*Work to be completed*
Restate word for word the lines from the one containing "Output the text content of this document." through the end of the listing below, with both ends included.

________________________________________

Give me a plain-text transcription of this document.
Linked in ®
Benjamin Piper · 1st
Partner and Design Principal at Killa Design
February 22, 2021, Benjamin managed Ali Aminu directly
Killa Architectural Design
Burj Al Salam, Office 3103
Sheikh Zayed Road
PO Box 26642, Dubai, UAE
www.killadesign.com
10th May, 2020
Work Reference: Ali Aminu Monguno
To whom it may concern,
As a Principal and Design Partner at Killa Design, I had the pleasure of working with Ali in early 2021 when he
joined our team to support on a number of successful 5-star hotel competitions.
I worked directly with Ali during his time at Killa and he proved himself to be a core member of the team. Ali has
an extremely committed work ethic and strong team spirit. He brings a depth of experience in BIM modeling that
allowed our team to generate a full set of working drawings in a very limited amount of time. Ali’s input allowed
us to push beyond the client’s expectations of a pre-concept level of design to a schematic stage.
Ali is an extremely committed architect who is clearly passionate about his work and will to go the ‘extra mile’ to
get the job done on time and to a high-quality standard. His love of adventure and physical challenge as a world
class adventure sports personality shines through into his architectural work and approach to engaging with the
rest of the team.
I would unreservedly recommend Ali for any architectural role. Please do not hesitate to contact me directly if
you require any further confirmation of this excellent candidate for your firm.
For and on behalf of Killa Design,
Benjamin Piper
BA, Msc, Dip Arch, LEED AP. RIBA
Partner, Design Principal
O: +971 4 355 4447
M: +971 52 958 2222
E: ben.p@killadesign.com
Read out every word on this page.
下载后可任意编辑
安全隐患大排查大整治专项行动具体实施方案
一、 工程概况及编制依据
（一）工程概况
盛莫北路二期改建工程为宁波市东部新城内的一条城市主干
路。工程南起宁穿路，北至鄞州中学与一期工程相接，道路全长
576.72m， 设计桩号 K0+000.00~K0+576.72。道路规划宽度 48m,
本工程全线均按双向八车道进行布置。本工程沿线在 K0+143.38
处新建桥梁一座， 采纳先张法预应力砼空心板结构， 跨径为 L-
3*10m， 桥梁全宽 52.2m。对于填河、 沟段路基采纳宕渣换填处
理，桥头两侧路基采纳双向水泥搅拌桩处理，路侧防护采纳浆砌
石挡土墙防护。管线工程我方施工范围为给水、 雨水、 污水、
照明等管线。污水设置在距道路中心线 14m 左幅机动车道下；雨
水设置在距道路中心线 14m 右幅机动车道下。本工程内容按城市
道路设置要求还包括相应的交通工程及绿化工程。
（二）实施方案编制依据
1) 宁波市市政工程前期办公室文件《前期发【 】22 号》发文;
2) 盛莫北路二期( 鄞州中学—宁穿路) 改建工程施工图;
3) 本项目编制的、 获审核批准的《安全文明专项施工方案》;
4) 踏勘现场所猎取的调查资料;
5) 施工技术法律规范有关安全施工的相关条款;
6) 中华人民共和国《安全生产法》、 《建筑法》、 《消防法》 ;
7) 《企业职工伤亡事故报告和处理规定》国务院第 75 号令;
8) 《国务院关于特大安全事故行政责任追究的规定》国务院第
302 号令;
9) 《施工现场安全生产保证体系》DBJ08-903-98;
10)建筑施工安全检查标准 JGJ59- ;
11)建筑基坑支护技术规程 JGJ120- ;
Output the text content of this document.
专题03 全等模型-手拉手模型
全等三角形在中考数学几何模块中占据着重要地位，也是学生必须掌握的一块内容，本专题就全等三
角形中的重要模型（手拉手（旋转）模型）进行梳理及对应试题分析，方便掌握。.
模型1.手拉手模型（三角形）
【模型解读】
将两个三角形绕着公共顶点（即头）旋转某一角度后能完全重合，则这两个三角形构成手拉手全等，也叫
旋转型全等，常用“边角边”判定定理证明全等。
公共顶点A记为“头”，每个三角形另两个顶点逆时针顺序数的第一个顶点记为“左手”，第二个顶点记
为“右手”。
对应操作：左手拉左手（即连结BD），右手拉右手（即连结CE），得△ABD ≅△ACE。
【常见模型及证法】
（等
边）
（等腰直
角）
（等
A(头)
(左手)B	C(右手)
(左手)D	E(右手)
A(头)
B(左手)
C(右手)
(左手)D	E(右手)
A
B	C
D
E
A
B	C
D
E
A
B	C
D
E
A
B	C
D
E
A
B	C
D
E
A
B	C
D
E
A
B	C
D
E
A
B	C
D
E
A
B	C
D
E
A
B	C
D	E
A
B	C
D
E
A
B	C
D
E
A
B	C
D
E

________________________________________

*Output*
Output the text content of this document.
专题03 全等模型-手拉手模型
全等三角形在中考数学几何模块中占据着重要地位，也是学生必须掌握的一块内容，本专题就全等三
角形中的重要模型（手拉手（旋转）模型）进行梳理及对应试题分析，方便掌握。.
模型1.手拉手模型（三角形）
【模型解读】
将两个三角形绕着公共顶点（即头）旋转某一角度后能完全重合，则这两个三角形构成手拉手全等，也叫
旋转型全等，常用“边角边”判定定理证明全等。
公共顶点A记为“头”，每个三角形另两个顶点逆时针顺序数的第一个顶点记为“左手”，第二个顶点记
为“右手”。
对应操作：左手拉左手（即连结BD），右手拉右手（即连结CE），得△ABD ≅△ACE。
【常见模型及证法】
（等
边）
（等腰直
角）
（等
A(头)
(左手)B	C(右手)
(左手)D	E(右手)
A(头)
B(左手)
C(右手)
(左手)D	E(右手)
A
B	C
D
E
A
B	C
D
E
A
B	C
D
E
A
B	C
D
E
A
B	C
D
E
A
B	C
D
E
A
B	C
D
E
A
B	C
D
E
A
B	C
D
E
A
B	C
D	E
A
B	C
D
E
A
B	C
D
E
A
B	C
D
E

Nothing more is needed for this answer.